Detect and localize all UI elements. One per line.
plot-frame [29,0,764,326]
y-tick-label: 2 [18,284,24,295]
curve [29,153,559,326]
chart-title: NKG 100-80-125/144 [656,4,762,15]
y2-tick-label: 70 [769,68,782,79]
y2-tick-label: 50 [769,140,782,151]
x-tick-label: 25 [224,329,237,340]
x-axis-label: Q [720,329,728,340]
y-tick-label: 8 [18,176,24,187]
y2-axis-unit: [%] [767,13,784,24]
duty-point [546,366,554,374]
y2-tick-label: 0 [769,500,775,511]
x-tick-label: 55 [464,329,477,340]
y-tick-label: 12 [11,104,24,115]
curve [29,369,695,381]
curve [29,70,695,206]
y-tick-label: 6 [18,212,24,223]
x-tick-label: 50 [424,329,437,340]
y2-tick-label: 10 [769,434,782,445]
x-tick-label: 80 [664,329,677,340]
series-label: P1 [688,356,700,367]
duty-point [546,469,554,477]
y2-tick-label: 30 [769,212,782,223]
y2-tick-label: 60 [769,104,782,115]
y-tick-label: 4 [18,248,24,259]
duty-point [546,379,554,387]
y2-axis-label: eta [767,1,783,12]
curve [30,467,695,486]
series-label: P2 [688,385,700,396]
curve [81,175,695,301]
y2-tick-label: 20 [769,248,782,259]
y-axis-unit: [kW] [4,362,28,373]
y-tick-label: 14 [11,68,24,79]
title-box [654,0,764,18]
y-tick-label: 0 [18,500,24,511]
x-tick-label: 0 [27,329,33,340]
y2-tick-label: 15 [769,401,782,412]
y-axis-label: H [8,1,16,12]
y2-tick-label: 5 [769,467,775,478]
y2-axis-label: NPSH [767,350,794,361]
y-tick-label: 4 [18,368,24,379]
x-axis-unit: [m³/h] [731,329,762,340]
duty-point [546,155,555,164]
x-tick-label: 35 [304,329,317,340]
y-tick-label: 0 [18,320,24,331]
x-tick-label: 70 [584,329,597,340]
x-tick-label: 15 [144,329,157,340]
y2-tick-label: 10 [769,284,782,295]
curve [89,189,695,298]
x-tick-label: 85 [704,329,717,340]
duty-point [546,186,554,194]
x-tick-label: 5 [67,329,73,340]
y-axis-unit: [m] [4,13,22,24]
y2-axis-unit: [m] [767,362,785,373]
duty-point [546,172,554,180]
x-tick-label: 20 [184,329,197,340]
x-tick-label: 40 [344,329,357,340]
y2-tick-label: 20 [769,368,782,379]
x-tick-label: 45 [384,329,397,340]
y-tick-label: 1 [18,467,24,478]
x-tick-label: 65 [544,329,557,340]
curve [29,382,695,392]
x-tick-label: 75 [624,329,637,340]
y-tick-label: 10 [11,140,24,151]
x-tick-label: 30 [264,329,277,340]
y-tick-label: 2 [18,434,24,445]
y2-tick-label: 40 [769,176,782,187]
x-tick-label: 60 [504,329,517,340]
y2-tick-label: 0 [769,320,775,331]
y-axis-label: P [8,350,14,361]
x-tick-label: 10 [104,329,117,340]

## What is needed
Filter the items above and copy every line that contains the string "title". Matching is case-sensitive.

## Exercise answer
chart-title: NKG 100-80-125/144 [656,4,762,15]
title-box [654,0,764,18]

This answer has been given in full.